EXERCISE PROMPT
Reproduce precisely the lines of the material below from the line containing "Read this page and output its text content." up to and including its last line. Pictures must not be copied.

··· SUPPLIED ENTRIES ···

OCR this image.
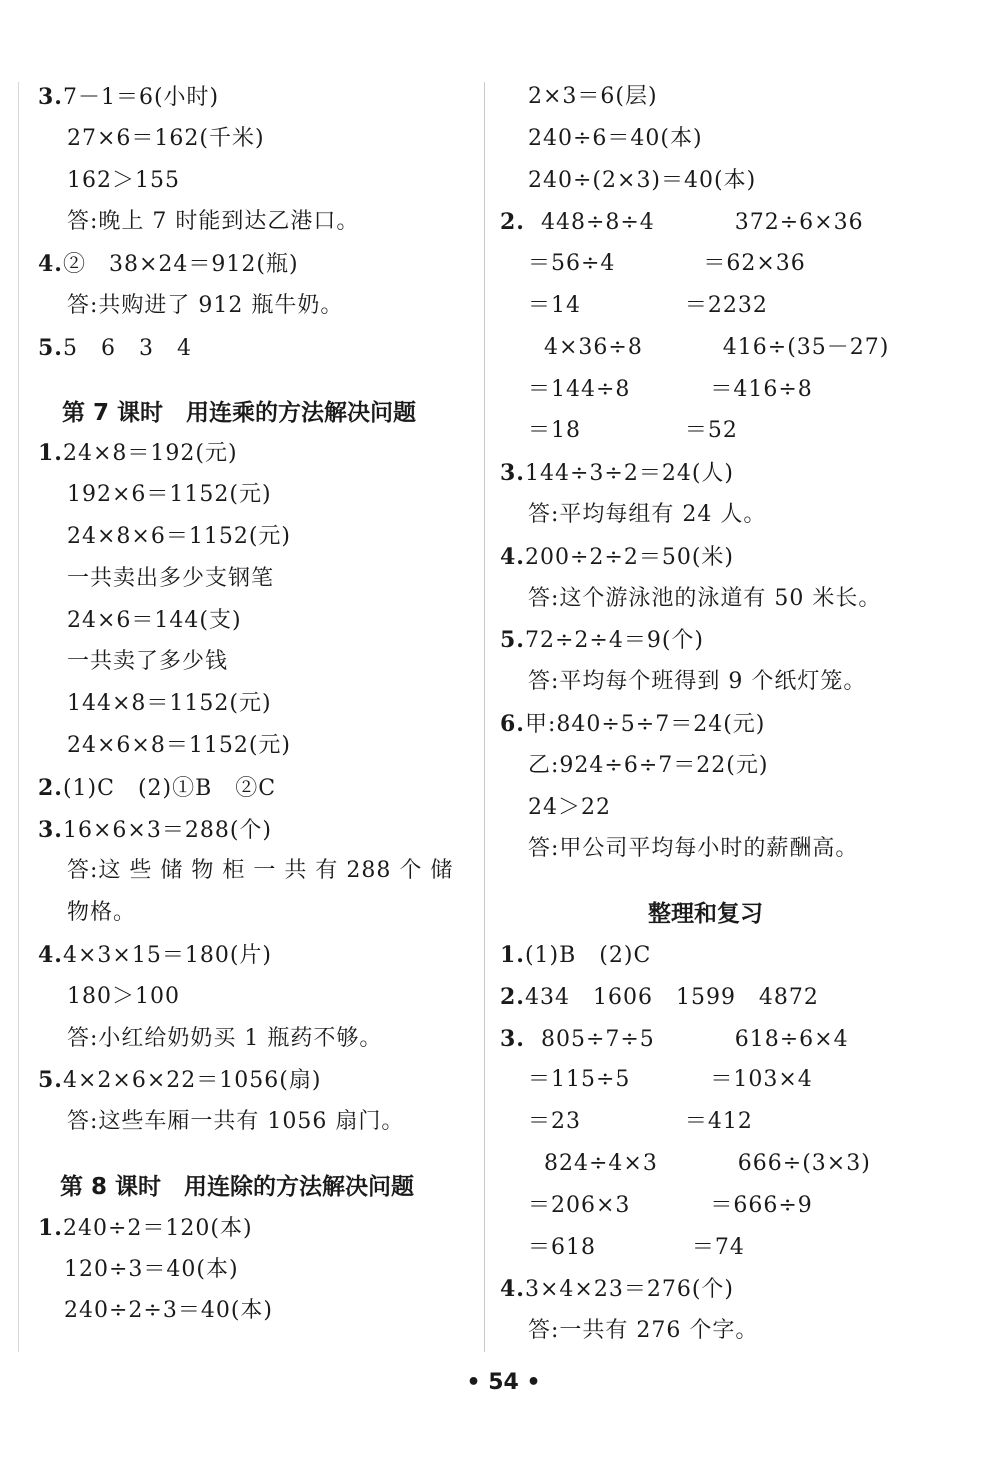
3.7－1＝6(小时)
27×6＝162(千米)
162＞155
答:晚上 7 时能到达乙港口。
4.②　38×24＝912(瓶)
答:共购进了 912 瓶牛奶。
5.5　6　3　4
第 7 课时　用连乘的方法解决问题
1.24×8＝192(元)
192×6＝1152(元)
24×8×6＝1152(元)
一共卖出多少支钢笔
24×6＝144(支)
一共卖了多少钱
144×8＝1152(元)
24×6×8＝1152(元)
2.(1)C　(2)①B　②C
3.16×6×3＝288(个)
答:这 些 储 物 柜 一 共 有 288 个 储
物格。
4.4×3×15＝180(片)
180＞100
答:小红给奶奶买 1 瓶药不够。
5.4×2×6×22＝1056(扇)
答:这些车厢一共有 1056 扇门。
第 8 课时　用连除的方法解决问题
1.240÷2＝120(本)
120÷3＝40(本)
240÷2÷3＝40(本)
2×3＝6(层)
240÷6＝40(本)
240÷(2×3)＝40(本)
2.  448÷8÷4          372÷6×36
＝56÷4           ＝62×36
＝14             ＝2232
4×36÷8          416÷(35－27)
＝144÷8          ＝416÷8
＝18             ＝52
3.144÷3÷2＝24(人)
答:平均每组有 24 人。
4.200÷2÷2＝50(米)
答:这个游泳池的泳道有 50 米长。
5.72÷2÷4＝9(个)
答:平均每个班得到 9 个纸灯笼。
6.甲:840÷5÷7＝24(元)
乙:924÷6÷7＝22(元)
24＞22
答:甲公司平均每小时的薪酬高。
整理和复习
1.(1)B　(2)C
2.434　1606　1599　4872
3.  805÷7÷5          618÷6×4
＝115÷5          ＝103×4
＝23             ＝412
824÷4×3          666÷(3×3)
＝206×3          ＝666÷9
＝618            ＝74
4.3×4×23＝276(个)
答:一共有 276 个字。
• 54 •
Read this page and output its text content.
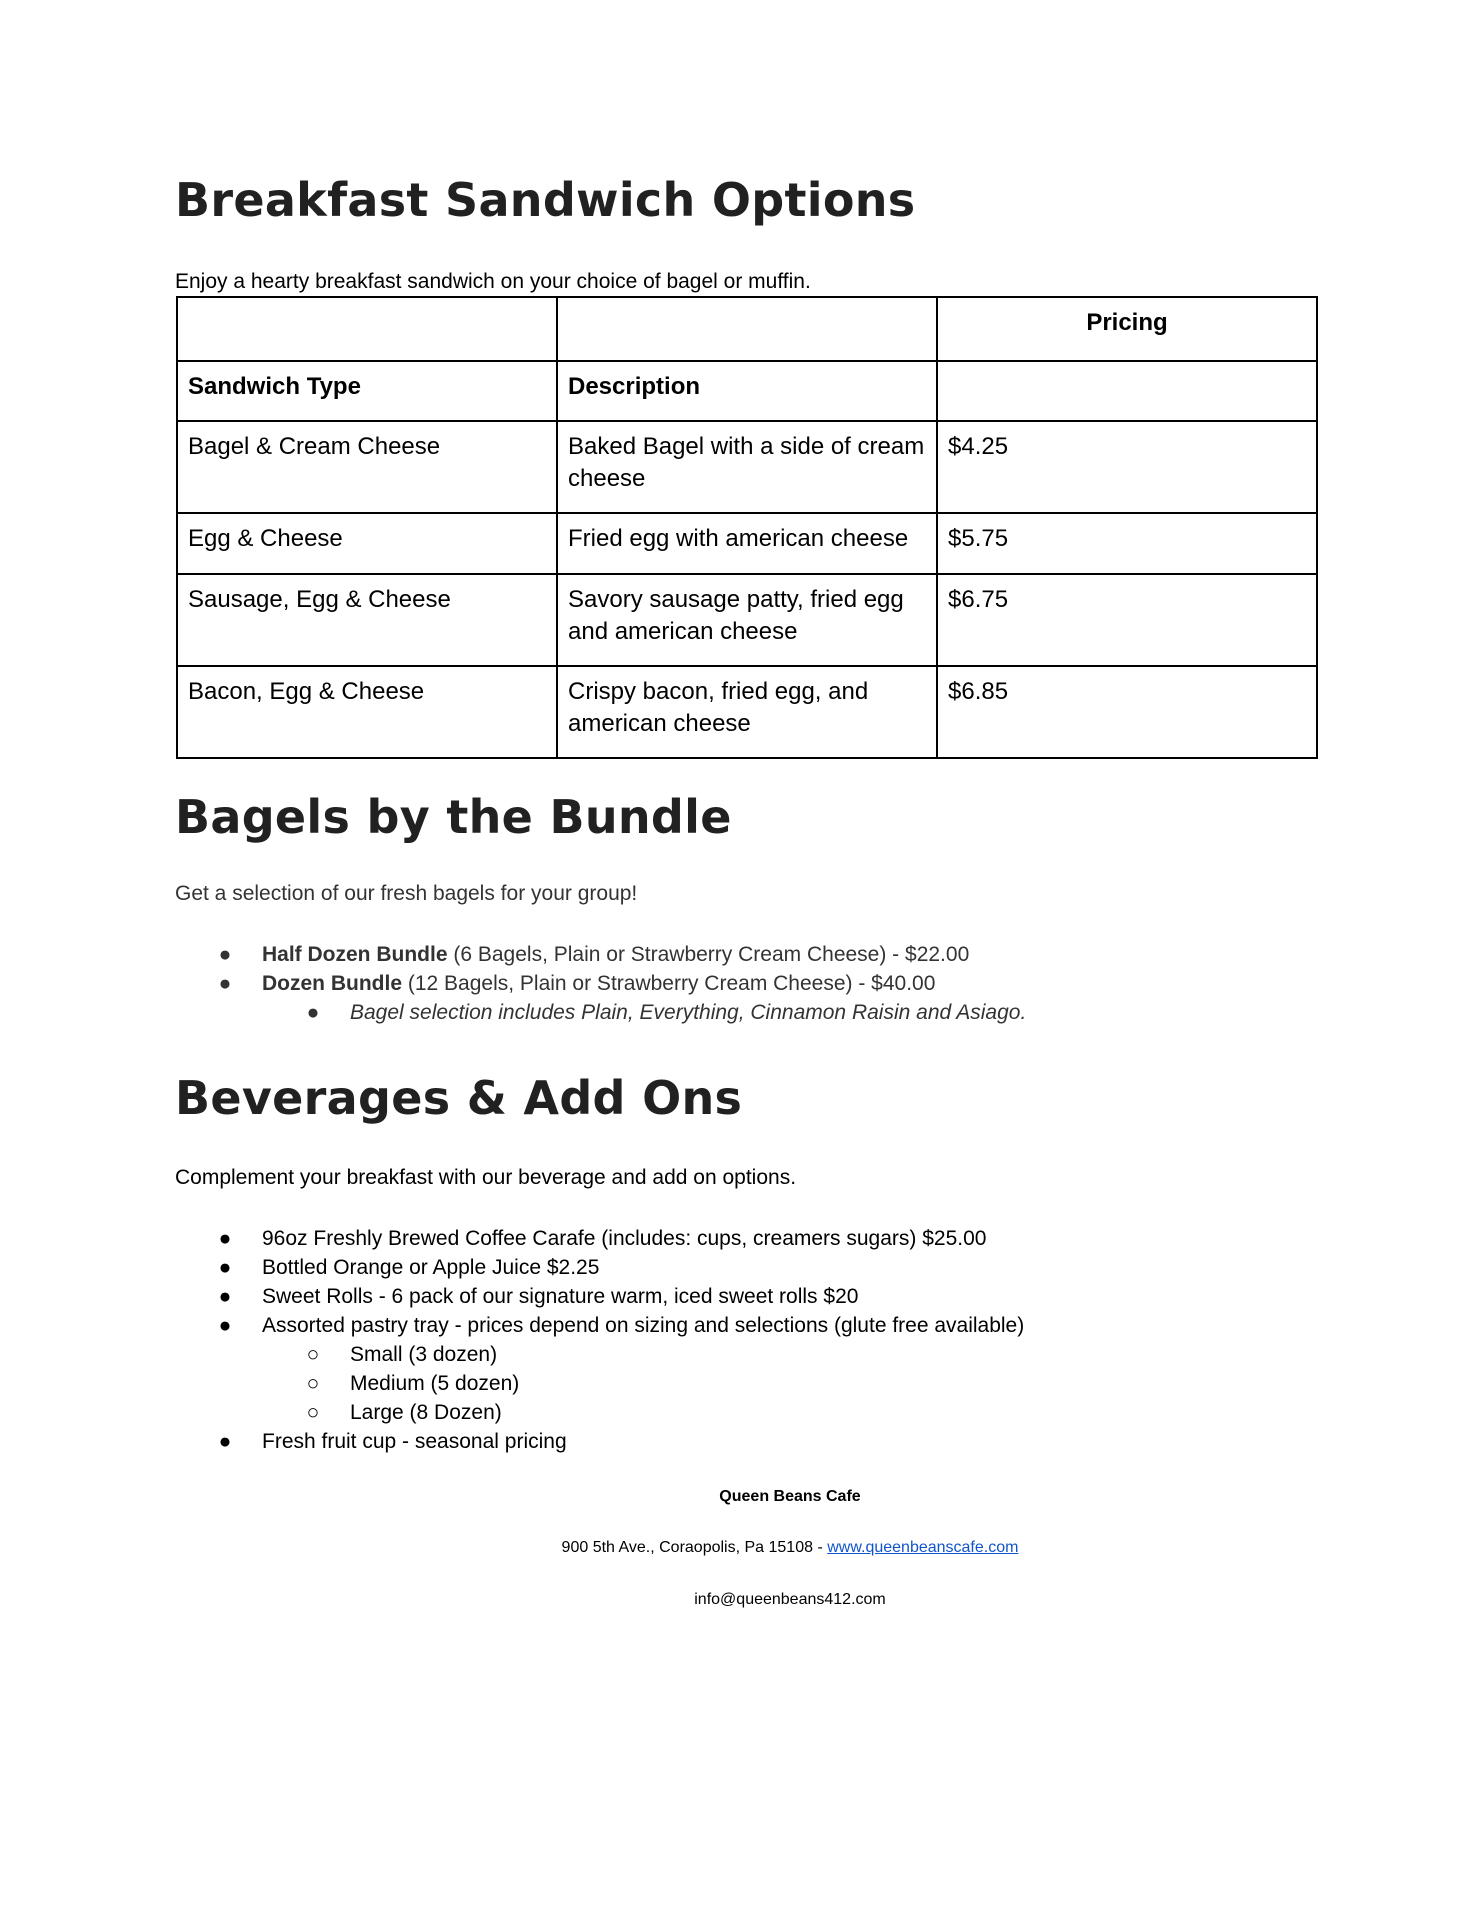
Breakfast Sandwich Options

Enjoy a hearty breakfast sandwich on your choice of bagel or muffin.

		Pricing
Sandwich Type	Description	
Bagel & Cream Cheese	Baked Bagel with a side of cream cheese	$4.25
Egg & Cheese	Fried egg with american cheese	$5.75
Sausage, Egg & Cheese	Savory sausage patty, fried egg and american cheese	$6.75
Bacon, Egg & Cheese	Crispy bacon, fried egg, and american cheese	$6.85
Bagels by the Bundle

Get a selection of our fresh bagels for your group!

● Half Dozen Bundle (6 Bagels, Plain or Strawberry Cream Cheese) - $22.00
● Dozen Bundle (12 Bagels, Plain or Strawberry Cream Cheese) - $40.00
● Bagel selection includes Plain, Everything, Cinnamon Raisin and Asiago.
Beverages & Add Ons

Complement your breakfast with our beverage and add on options.

● 96oz Freshly Brewed Coffee Carafe (includes: cups, creamers sugars) $25.00
● Bottled Orange or Apple Juice $2.25
● Sweet Rolls - 6 pack of our signature warm, iced sweet rolls $20
● Assorted pastry tray - prices depend on sizing and selections (glute free available)
○ Small (3 dozen)
○ Medium (5 dozen)
○ Large (8 Dozen)
● Fresh fruit cup - seasonal pricing
Queen Beans Cafe
900 5th Ave., Coraopolis, Pa 15108 - www.queenbeanscafe.com
info@queenbeans412.com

···

RIGHT ANSWER
Read this page and output its text content.
Breakfast Sandwich Options

Enjoy a hearty breakfast sandwich on your choice of bagel or muffin.

		Pricing
Sandwich Type	Description	
Bagel & Cream Cheese	Baked Bagel with a side of cream cheese	$4.25
Egg & Cheese	Fried egg with american cheese	$5.75
Sausage, Egg & Cheese	Savory sausage patty, fried egg and american cheese	$6.75
Bacon, Egg & Cheese	Crispy bacon, fried egg, and american cheese	$6.85
Bagels by the Bundle

Get a selection of our fresh bagels for your group!

● Half Dozen Bundle (6 Bagels, Plain or Strawberry Cream Cheese) - $22.00
● Dozen Bundle (12 Bagels, Plain or Strawberry Cream Cheese) - $40.00
● Bagel selection includes Plain, Everything, Cinnamon Raisin and Asiago.
Beverages & Add Ons

Complement your breakfast with our beverage and add on options.

● 96oz Freshly Brewed Coffee Carafe (includes: cups, creamers sugars) $25.00
● Bottled Orange or Apple Juice $2.25
● Sweet Rolls - 6 pack of our signature warm, iced sweet rolls $20
● Assorted pastry tray - prices depend on sizing and selections (glute free available)
○ Small (3 dozen)
○ Medium (5 dozen)
○ Large (8 Dozen)
● Fresh fruit cup - seasonal pricing
Queen Beans Cafe
900 5th Ave., Coraopolis, Pa 15108 - www.queenbeanscafe.com
info@queenbeans412.com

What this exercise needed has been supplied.